What is required -
Transcribe the records exactly. Pictures do not belong in the transcription.

Material for the task -
=======

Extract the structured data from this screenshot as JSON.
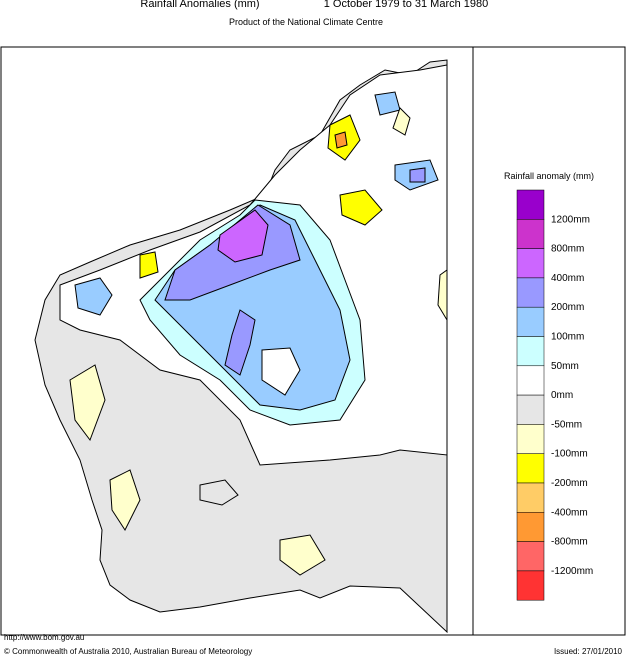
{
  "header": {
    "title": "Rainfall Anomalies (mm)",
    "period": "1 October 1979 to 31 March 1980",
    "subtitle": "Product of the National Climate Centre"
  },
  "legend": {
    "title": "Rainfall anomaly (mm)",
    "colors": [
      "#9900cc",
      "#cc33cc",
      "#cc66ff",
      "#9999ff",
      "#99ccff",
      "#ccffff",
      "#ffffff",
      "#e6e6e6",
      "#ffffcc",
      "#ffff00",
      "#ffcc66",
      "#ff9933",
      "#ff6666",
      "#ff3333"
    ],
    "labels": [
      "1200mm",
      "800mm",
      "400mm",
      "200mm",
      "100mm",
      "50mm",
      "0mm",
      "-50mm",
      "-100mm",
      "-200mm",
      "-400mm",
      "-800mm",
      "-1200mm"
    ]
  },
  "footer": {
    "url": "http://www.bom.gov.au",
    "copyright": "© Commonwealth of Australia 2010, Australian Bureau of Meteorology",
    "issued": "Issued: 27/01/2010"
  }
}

=======

Response -
Extract the structured data from this screenshot as JSON.
{
  "header": {
    "title": "Rainfall Anomalies (mm)",
    "period": "1 October 1979 to 31 March 1980",
    "subtitle": "Product of the National Climate Centre"
  },
  "legend": {
    "title": "Rainfall anomaly (mm)",
    "colors": [
      "#9900cc",
      "#cc33cc",
      "#cc66ff",
      "#9999ff",
      "#99ccff",
      "#ccffff",
      "#ffffff",
      "#e6e6e6",
      "#ffffcc",
      "#ffff00",
      "#ffcc66",
      "#ff9933",
      "#ff6666",
      "#ff3333"
    ],
    "labels": [
      "1200mm",
      "800mm",
      "400mm",
      "200mm",
      "100mm",
      "50mm",
      "0mm",
      "-50mm",
      "-100mm",
      "-200mm",
      "-400mm",
      "-800mm",
      "-1200mm"
    ]
  },
  "footer": {
    "url": "http://www.bom.gov.au",
    "copyright": "© Commonwealth of Australia 2010, Australian Bureau of Meteorology",
    "issued": "Issued: 27/01/2010"
  }
}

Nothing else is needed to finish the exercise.